» **Task directions**
Copy each line below exactly and leave the pictures out.

───── Source material ─────

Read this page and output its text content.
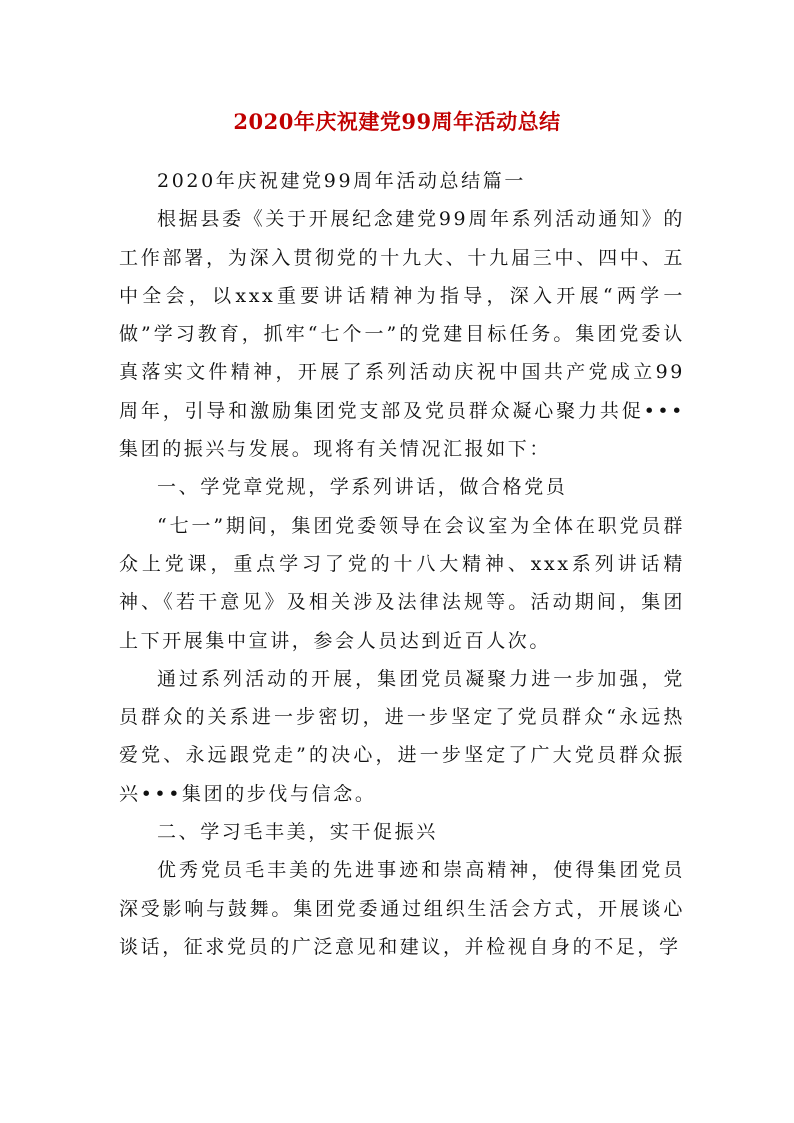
2020年庆祝建党99周年活动总结

2020年庆祝建党99周年活动总结篇一

根据县委《关于开展纪念建党99周年系列活动通知》的工作部署，为深入贯彻党的十九大、十九届三中、四中、五中全会，以xxx重要讲话精神为指导，深入开展“两学一做”学习教育，抓牢“七个一”的党建目标任务。集团党委认真落实文件精神，开展了系列活动庆祝中国共产党成立99周年，引导和激励集团党支部及党员群众凝心聚力共促•••集团的振兴与发展。现将有关情况汇报如下：

一、学党章党规，学系列讲话，做合格党员

“七一”期间，集团党委领导在会议室为全体在职党员群众上党课，重点学习了党的十八大精神、xxx系列讲话精神、《若干意见》及相关涉及法律法规等。活动期间，集团上下开展集中宣讲，参会人员达到近百人次。

通过系列活动的开展，集团党员凝聚力进一步加强，党员群众的关系进一步密切，进一步坚定了党员群众“永远热爱党、永远跟党走”的决心，进一步坚定了广大党员群众振兴•••集团的步伐与信念。

二、学习毛丰美，实干促振兴

优秀党员毛丰美的先进事迹和崇高精神，使得集团党员深受影响与鼓舞。集团党委通过组织生活会方式，开展谈心谈话，征求党员的广泛意见和建议，并检视自身的不足，学
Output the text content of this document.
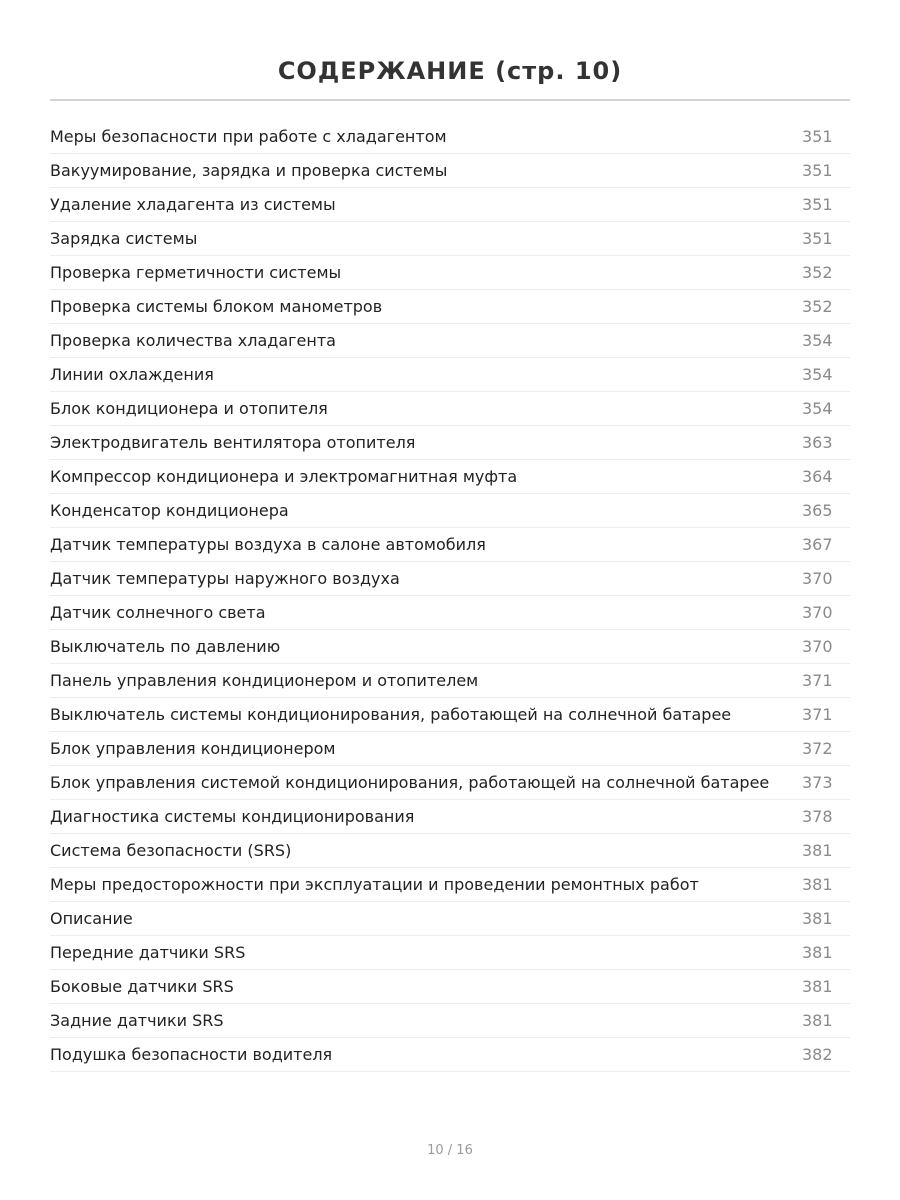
СОДЕРЖАНИЕ (стр. 10)
Меры безопасности при работе с хладагентом	351
Вакуумирование, зарядка и проверка системы	351
Удаление хладагента из системы	351
Зарядка системы	351
Проверка герметичности системы	352
Проверка системы блоком манометров	352
Проверка количества хладагента	354
Линии охлаждения	354
Блок кондиционера и отопителя	354
Электродвигатель вентилятора отопителя	363
Компрессор кондиционера и электромагнитная муфта	364
Конденсатор кондиционера	365
Датчик температуры воздуха в салоне автомобиля	367
Датчик температуры наружного воздуха	370
Датчик солнечного света	370
Выключатель по давлению	370
Панель управления кондиционером и отопителем	371
Выключатель системы кондиционирования, работающей на солнечной батарее	371
Блок управления кондиционером	372
Блок управления системой кондиционирования, работающей на солнечной батарее 373
Диагностика системы кондиционирования	378
Система безопасности (SRS)	381
Меры предосторожности при эксплуатации и проведении ремонтных работ	381
Описание	381
Передние датчики SRS	381
Боковые датчики SRS	381
Задние датчики SRS	381
Подушка безопасности водителя	382
10 / 16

─────

» **Task result**
Read this page and output its text content.
2020年庆祝建党99周年活动总结

2020年庆祝建党99周年活动总结篇一

根据县委《关于开展纪念建党99周年系列活动通知》的工作部署，为深入贯彻党的十九大、十九届三中、四中、五中全会，以xxx重要讲话精神为指导，深入开展“两学一做”学习教育，抓牢“七个一”的党建目标任务。集团党委认真落实文件精神，开展了系列活动庆祝中国共产党成立99周年，引导和激励集团党支部及党员群众凝心聚力共促•••集团的振兴与发展。现将有关情况汇报如下：

一、学党章党规，学系列讲话，做合格党员

“七一”期间，集团党委领导在会议室为全体在职党员群众上党课，重点学习了党的十八大精神、xxx系列讲话精神、《若干意见》及相关涉及法律法规等。活动期间，集团上下开展集中宣讲，参会人员达到近百人次。

通过系列活动的开展，集团党员凝聚力进一步加强，党员群众的关系进一步密切，进一步坚定了党员群众“永远热爱党、永远跟党走”的决心，进一步坚定了广大党员群众振兴•••集团的步伐与信念。

二、学习毛丰美，实干促振兴

优秀党员毛丰美的先进事迹和崇高精神，使得集团党员深受影响与鼓舞。集团党委通过组织生活会方式，开展谈心谈话，征求党员的广泛意见和建议，并检视自身的不足，学
Output the text content of this document.
СОДЕРЖАНИЕ (стр. 10)
Меры безопасности при работе с хладагентом	351
Вакуумирование, зарядка и проверка системы	351
Удаление хладагента из системы	351
Зарядка системы	351
Проверка герметичности системы	352
Проверка системы блоком манометров	352
Проверка количества хладагента	354
Линии охлаждения	354
Блок кондиционера и отопителя	354
Электродвигатель вентилятора отопителя	363
Компрессор кондиционера и электромагнитная муфта	364
Конденсатор кондиционера	365
Датчик температуры воздуха в салоне автомобиля	367
Датчик температуры наружного воздуха	370
Датчик солнечного света	370
Выключатель по давлению	370
Панель управления кондиционером и отопителем	371
Выключатель системы кондиционирования, работающей на солнечной батарее	371
Блок управления кондиционером	372
Блок управления системой кондиционирования, работающей на солнечной батарее 373
Диагностика системы кондиционирования	378
Система безопасности (SRS)	381
Меры предосторожности при эксплуатации и проведении ремонтных работ	381
Описание	381
Передние датчики SRS	381
Боковые датчики SRS	381
Задние датчики SRS	381
Подушка безопасности водителя	382
10 / 16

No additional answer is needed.